• WHAT THE TASK REQUIRES
Tally how many lines hold the string "Determine". Your reply should be that number alone.

(Stored records)
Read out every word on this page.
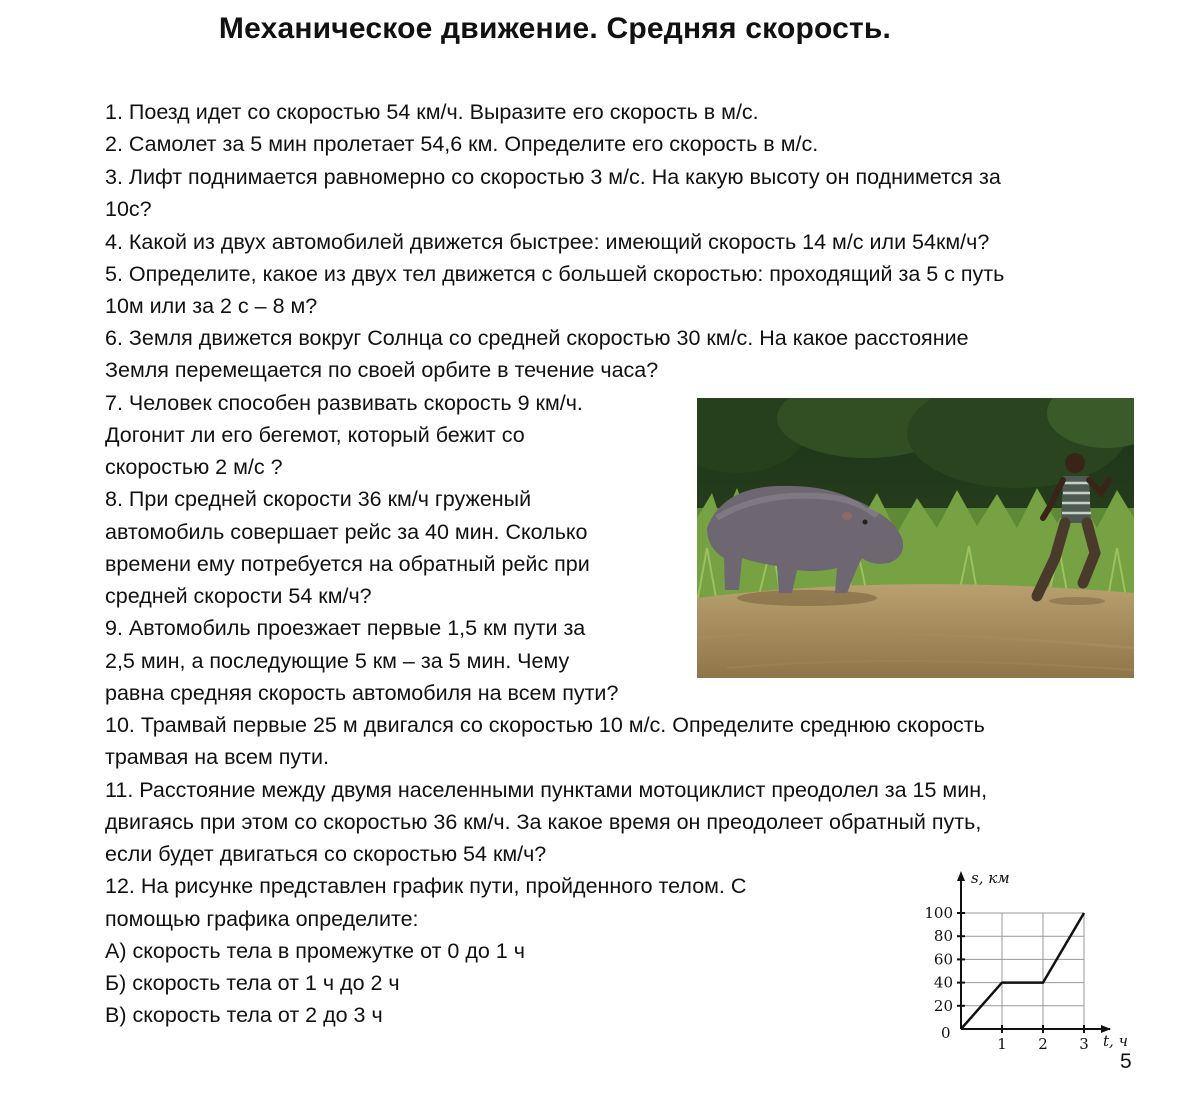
Механическое движение. Средняя скорость.
1. Поезд идет со скоростью 54 км/ч. Выразите его скорость в м/с.
2. Самолет за 5 мин пролетает 54,6 км. Определите его скорость в м/с.
3. Лифт поднимается равномерно со скоростью 3 м/с. На какую высоту он поднимется за
10с?
4. Какой из двух автомобилей движется быстрее: имеющий скорость 14 м/с или 54км/ч?
5. Определите, какое из двух тел движется с большей скоростью: проходящий за 5 с путь
10м или за 2 с – 8 м?
6. Земля движется вокруг Солнца со средней скоростью 30 км/с. На какое расстояние
Земля перемещается по своей орбите в течение часа?
7. Человек способен развивать скорость 9 км/ч.
Догонит ли его бегемот, который бежит со
скоростью 2 м/с ?
8. При средней скорости 36 км/ч груженый
автомобиль совершает рейс за 40 мин. Сколько
времени ему потребуется на обратный рейс при
средней скорости 54 км/ч?
9. Автомобиль проезжает первые 1,5 км пути за
2,5 мин, а последующие 5 км – за 5 мин. Чему
равна средняя скорость автомобиля на всем пути?
10. Трамвай первые 25 м двигался со скоростью 10 м/с. Определите среднюю скорость
трамвая на всем пути.
11. Расстояние между двумя населенными пунктами мотоциклист преодолел за 15 мин,
двигаясь при этом со скоростью 36 км/ч. За какое время он преодолеет обратный путь,
если будет двигаться со скоростью 54 км/ч?
12. На рисунке представлен график пути, пройденного телом. С
помощью графика определите:
А) скорость тела в промежутке от 0 до 1 ч
Б) скорость тела от 1 ч до 2 ч
В) скорость тела от 2 до 3 ч
s, км
t, ч
0
20
40
60
80
100
1 2 3
5
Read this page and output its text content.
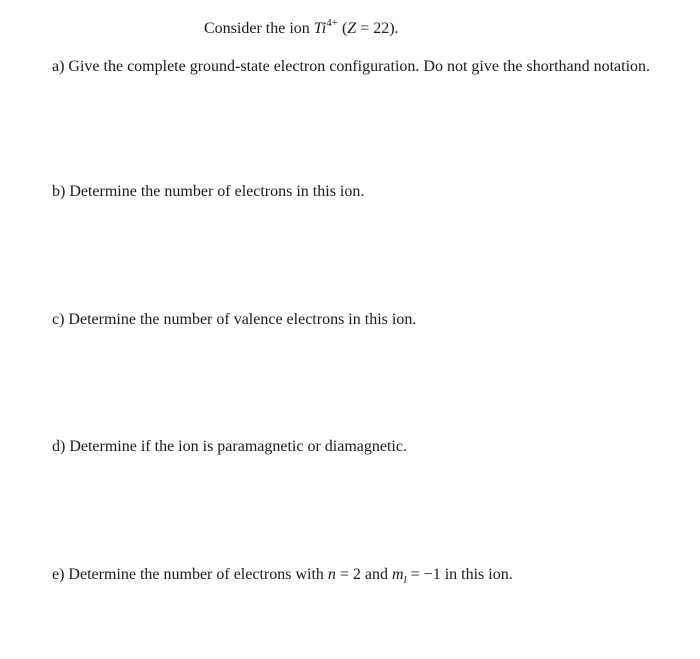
Consider the ion $Ti^{4+}$ (Z = 22).
a) Give the complete ground-state electron configuration. Do not give the shorthand notation.
b) Determine the number of electrons in this ion.
c) Determine the number of valence electrons in this ion.
d) Determine if the ion is paramagnetic or diamagnetic.
e) Determine the number of electrons with n = 2 and $m_l = -1$ in this ion.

• WRITTEN RESPONSE
4